→ Written instruction
The records below must be retyped exactly.
━━━━━━━━━━━━━━━━━━━━
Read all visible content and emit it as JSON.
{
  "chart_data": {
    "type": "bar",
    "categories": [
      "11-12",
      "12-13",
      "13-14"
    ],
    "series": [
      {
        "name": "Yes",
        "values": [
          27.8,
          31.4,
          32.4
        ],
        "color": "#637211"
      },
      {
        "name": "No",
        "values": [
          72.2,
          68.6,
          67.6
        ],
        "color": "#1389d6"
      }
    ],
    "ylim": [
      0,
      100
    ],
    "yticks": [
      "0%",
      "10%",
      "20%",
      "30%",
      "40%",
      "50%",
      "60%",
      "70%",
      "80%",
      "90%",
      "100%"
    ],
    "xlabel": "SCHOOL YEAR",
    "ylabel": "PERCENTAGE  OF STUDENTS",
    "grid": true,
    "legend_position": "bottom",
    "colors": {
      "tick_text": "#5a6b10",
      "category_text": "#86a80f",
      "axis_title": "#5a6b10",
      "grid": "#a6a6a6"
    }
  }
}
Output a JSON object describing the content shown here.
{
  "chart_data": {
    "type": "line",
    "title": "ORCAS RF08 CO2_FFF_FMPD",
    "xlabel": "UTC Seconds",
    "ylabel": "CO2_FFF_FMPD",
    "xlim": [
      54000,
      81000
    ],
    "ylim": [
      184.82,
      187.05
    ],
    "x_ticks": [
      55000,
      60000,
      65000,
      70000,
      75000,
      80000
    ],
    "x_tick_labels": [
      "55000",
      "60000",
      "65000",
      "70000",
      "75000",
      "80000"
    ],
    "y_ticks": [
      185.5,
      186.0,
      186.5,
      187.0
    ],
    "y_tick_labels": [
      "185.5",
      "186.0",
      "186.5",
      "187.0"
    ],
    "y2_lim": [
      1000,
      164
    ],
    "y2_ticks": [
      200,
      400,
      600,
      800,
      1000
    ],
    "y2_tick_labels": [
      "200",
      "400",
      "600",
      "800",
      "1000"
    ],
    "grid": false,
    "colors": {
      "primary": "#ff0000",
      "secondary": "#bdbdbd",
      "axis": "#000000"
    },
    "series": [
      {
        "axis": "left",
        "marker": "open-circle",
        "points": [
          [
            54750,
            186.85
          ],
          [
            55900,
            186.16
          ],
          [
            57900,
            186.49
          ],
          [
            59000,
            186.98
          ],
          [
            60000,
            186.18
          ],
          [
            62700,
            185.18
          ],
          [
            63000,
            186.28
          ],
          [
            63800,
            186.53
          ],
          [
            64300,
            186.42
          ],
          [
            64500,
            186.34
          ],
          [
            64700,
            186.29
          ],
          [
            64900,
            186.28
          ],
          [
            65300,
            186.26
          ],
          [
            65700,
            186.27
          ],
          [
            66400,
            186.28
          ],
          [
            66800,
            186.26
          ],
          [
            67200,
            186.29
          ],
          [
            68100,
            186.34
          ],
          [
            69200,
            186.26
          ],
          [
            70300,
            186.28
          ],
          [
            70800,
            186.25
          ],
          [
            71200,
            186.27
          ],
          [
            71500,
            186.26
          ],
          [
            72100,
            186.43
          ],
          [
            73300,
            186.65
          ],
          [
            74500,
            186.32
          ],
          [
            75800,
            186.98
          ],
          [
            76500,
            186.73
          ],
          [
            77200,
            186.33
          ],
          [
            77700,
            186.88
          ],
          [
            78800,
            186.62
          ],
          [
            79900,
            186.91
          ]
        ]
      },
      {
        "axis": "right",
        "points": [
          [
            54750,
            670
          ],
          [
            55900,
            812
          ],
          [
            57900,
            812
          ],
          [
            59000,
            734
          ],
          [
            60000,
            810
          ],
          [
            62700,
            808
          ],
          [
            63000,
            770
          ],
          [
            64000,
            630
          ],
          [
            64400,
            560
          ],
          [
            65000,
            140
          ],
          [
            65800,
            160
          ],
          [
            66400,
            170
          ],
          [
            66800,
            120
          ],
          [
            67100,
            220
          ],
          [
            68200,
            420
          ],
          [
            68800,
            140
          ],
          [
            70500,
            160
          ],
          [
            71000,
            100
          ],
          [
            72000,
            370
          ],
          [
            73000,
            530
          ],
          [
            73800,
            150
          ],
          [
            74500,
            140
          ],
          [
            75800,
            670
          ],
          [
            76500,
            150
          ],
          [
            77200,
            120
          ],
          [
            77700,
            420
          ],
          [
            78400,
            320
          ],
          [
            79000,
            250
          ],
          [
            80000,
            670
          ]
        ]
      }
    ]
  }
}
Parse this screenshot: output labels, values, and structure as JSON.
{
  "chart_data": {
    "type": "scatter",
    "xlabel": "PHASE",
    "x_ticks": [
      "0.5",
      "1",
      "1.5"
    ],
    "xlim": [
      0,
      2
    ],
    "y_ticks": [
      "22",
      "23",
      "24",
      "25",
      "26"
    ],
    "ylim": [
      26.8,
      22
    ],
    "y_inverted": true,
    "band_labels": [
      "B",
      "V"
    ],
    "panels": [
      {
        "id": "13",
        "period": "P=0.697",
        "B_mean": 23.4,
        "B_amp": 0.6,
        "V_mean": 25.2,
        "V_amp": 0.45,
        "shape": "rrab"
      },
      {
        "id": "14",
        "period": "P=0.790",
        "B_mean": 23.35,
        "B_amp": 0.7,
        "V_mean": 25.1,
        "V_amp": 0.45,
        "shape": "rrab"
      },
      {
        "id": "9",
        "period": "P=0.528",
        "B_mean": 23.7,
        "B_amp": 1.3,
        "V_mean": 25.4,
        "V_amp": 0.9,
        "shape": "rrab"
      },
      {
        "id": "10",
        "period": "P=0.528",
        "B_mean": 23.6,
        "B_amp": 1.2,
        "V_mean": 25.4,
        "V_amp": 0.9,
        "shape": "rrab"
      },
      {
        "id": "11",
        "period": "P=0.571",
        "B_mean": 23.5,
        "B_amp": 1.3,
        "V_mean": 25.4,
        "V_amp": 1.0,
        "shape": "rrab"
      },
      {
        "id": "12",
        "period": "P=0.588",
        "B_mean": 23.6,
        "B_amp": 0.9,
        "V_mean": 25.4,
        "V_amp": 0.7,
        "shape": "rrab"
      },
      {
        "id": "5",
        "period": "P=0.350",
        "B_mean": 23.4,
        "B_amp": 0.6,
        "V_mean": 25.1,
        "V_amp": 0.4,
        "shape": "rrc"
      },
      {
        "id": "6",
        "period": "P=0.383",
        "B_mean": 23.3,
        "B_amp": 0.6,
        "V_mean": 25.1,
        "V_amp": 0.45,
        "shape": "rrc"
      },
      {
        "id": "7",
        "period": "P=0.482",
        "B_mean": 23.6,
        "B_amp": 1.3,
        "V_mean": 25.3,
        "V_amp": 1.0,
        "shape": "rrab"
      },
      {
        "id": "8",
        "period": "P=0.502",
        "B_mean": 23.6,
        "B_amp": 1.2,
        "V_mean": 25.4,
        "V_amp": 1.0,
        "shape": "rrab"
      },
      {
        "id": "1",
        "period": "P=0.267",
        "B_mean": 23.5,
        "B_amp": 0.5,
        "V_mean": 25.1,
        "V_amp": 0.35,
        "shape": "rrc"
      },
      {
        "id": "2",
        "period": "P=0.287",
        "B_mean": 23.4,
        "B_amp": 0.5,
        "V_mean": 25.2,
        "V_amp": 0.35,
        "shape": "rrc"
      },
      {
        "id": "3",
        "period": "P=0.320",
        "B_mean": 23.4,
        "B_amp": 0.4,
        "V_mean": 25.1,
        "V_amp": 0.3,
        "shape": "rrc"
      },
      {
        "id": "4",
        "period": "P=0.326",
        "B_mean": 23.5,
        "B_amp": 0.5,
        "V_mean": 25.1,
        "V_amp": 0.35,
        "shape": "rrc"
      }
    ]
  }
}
━━━━━━━━━━━━━━━━━━━━
→ Exercise result
Read all visible content and emit it as JSON.
{
  "chart_data": {
    "type": "bar",
    "categories": [
      "11-12",
      "12-13",
      "13-14"
    ],
    "series": [
      {
        "name": "Yes",
        "values": [
          27.8,
          31.4,
          32.4
        ],
        "color": "#637211"
      },
      {
        "name": "No",
        "values": [
          72.2,
          68.6,
          67.6
        ],
        "color": "#1389d6"
      }
    ],
    "ylim": [
      0,
      100
    ],
    "yticks": [
      "0%",
      "10%",
      "20%",
      "30%",
      "40%",
      "50%",
      "60%",
      "70%",
      "80%",
      "90%",
      "100%"
    ],
    "xlabel": "SCHOOL YEAR",
    "ylabel": "PERCENTAGE  OF STUDENTS",
    "grid": true,
    "legend_position": "bottom",
    "colors": {
      "tick_text": "#5a6b10",
      "category_text": "#86a80f",
      "axis_title": "#5a6b10",
      "grid": "#a6a6a6"
    }
  }
}
Output a JSON object describing the content shown here.
{
  "chart_data": {
    "type": "line",
    "title": "ORCAS RF08 CO2_FFF_FMPD",
    "xlabel": "UTC Seconds",
    "ylabel": "CO2_FFF_FMPD",
    "xlim": [
      54000,
      81000
    ],
    "ylim": [
      184.82,
      187.05
    ],
    "x_ticks": [
      55000,
      60000,
      65000,
      70000,
      75000,
      80000
    ],
    "x_tick_labels": [
      "55000",
      "60000",
      "65000",
      "70000",
      "75000",
      "80000"
    ],
    "y_ticks": [
      185.5,
      186.0,
      186.5,
      187.0
    ],
    "y_tick_labels": [
      "185.5",
      "186.0",
      "186.5",
      "187.0"
    ],
    "y2_lim": [
      1000,
      164
    ],
    "y2_ticks": [
      200,
      400,
      600,
      800,
      1000
    ],
    "y2_tick_labels": [
      "200",
      "400",
      "600",
      "800",
      "1000"
    ],
    "grid": false,
    "colors": {
      "primary": "#ff0000",
      "secondary": "#bdbdbd",
      "axis": "#000000"
    },
    "series": [
      {
        "axis": "left",
        "marker": "open-circle",
        "points": [
          [
            54750,
            186.85
          ],
          [
            55900,
            186.16
          ],
          [
            57900,
            186.49
          ],
          [
            59000,
            186.98
          ],
          [
            60000,
            186.18
          ],
          [
            62700,
            185.18
          ],
          [
            63000,
            186.28
          ],
          [
            63800,
            186.53
          ],
          [
            64300,
            186.42
          ],
          [
            64500,
            186.34
          ],
          [
            64700,
            186.29
          ],
          [
            64900,
            186.28
          ],
          [
            65300,
            186.26
          ],
          [
            65700,
            186.27
          ],
          [
            66400,
            186.28
          ],
          [
            66800,
            186.26
          ],
          [
            67200,
            186.29
          ],
          [
            68100,
            186.34
          ],
          [
            69200,
            186.26
          ],
          [
            70300,
            186.28
          ],
          [
            70800,
            186.25
          ],
          [
            71200,
            186.27
          ],
          [
            71500,
            186.26
          ],
          [
            72100,
            186.43
          ],
          [
            73300,
            186.65
          ],
          [
            74500,
            186.32
          ],
          [
            75800,
            186.98
          ],
          [
            76500,
            186.73
          ],
          [
            77200,
            186.33
          ],
          [
            77700,
            186.88
          ],
          [
            78800,
            186.62
          ],
          [
            79900,
            186.91
          ]
        ]
      },
      {
        "axis": "right",
        "points": [
          [
            54750,
            670
          ],
          [
            55900,
            812
          ],
          [
            57900,
            812
          ],
          [
            59000,
            734
          ],
          [
            60000,
            810
          ],
          [
            62700,
            808
          ],
          [
            63000,
            770
          ],
          [
            64000,
            630
          ],
          [
            64400,
            560
          ],
          [
            65000,
            140
          ],
          [
            65800,
            160
          ],
          [
            66400,
            170
          ],
          [
            66800,
            120
          ],
          [
            67100,
            220
          ],
          [
            68200,
            420
          ],
          [
            68800,
            140
          ],
          [
            70500,
            160
          ],
          [
            71000,
            100
          ],
          [
            72000,
            370
          ],
          [
            73000,
            530
          ],
          [
            73800,
            150
          ],
          [
            74500,
            140
          ],
          [
            75800,
            670
          ],
          [
            76500,
            150
          ],
          [
            77200,
            120
          ],
          [
            77700,
            420
          ],
          [
            78400,
            320
          ],
          [
            79000,
            250
          ],
          [
            80000,
            670
          ]
        ]
      }
    ]
  }
}
Parse this screenshot: output labels, values, and structure as JSON.
{
  "chart_data": {
    "type": "scatter",
    "xlabel": "PHASE",
    "x_ticks": [
      "0.5",
      "1",
      "1.5"
    ],
    "xlim": [
      0,
      2
    ],
    "y_ticks": [
      "22",
      "23",
      "24",
      "25",
      "26"
    ],
    "ylim": [
      26.8,
      22
    ],
    "y_inverted": true,
    "band_labels": [
      "B",
      "V"
    ],
    "panels": [
      {
        "id": "13",
        "period": "P=0.697",
        "B_mean": 23.4,
        "B_amp": 0.6,
        "V_mean": 25.2,
        "V_amp": 0.45,
        "shape": "rrab"
      },
      {
        "id": "14",
        "period": "P=0.790",
        "B_mean": 23.35,
        "B_amp": 0.7,
        "V_mean": 25.1,
        "V_amp": 0.45,
        "shape": "rrab"
      },
      {
        "id": "9",
        "period": "P=0.528",
        "B_mean": 23.7,
        "B_amp": 1.3,
        "V_mean": 25.4,
        "V_amp": 0.9,
        "shape": "rrab"
      },
      {
        "id": "10",
        "period": "P=0.528",
        "B_mean": 23.6,
        "B_amp": 1.2,
        "V_mean": 25.4,
        "V_amp": 0.9,
        "shape": "rrab"
      },
      {
        "id": "11",
        "period": "P=0.571",
        "B_mean": 23.5,
        "B_amp": 1.3,
        "V_mean": 25.4,
        "V_amp": 1.0,
        "shape": "rrab"
      },
      {
        "id": "12",
        "period": "P=0.588",
        "B_mean": 23.6,
        "B_amp": 0.9,
        "V_mean": 25.4,
        "V_amp": 0.7,
        "shape": "rrab"
      },
      {
        "id": "5",
        "period": "P=0.350",
        "B_mean": 23.4,
        "B_amp": 0.6,
        "V_mean": 25.1,
        "V_amp": 0.4,
        "shape": "rrc"
      },
      {
        "id": "6",
        "period": "P=0.383",
        "B_mean": 23.3,
        "B_amp": 0.6,
        "V_mean": 25.1,
        "V_amp": 0.45,
        "shape": "rrc"
      },
      {
        "id": "7",
        "period": "P=0.482",
        "B_mean": 23.6,
        "B_amp": 1.3,
        "V_mean": 25.3,
        "V_amp": 1.0,
        "shape": "rrab"
      },
      {
        "id": "8",
        "period": "P=0.502",
        "B_mean": 23.6,
        "B_amp": 1.2,
        "V_mean": 25.4,
        "V_amp": 1.0,
        "shape": "rrab"
      },
      {
        "id": "1",
        "period": "P=0.267",
        "B_mean": 23.5,
        "B_amp": 0.5,
        "V_mean": 25.1,
        "V_amp": 0.35,
        "shape": "rrc"
      },
      {
        "id": "2",
        "period": "P=0.287",
        "B_mean": 23.4,
        "B_amp": 0.5,
        "V_mean": 25.2,
        "V_amp": 0.35,
        "shape": "rrc"
      },
      {
        "id": "3",
        "period": "P=0.320",
        "B_mean": 23.4,
        "B_amp": 0.4,
        "V_mean": 25.1,
        "V_amp": 0.3,
        "shape": "rrc"
      },
      {
        "id": "4",
        "period": "P=0.326",
        "B_mean": 23.5,
        "B_amp": 0.5,
        "V_mean": 25.1,
        "V_amp": 0.35,
        "shape": "rrc"
      }
    ]
  }
}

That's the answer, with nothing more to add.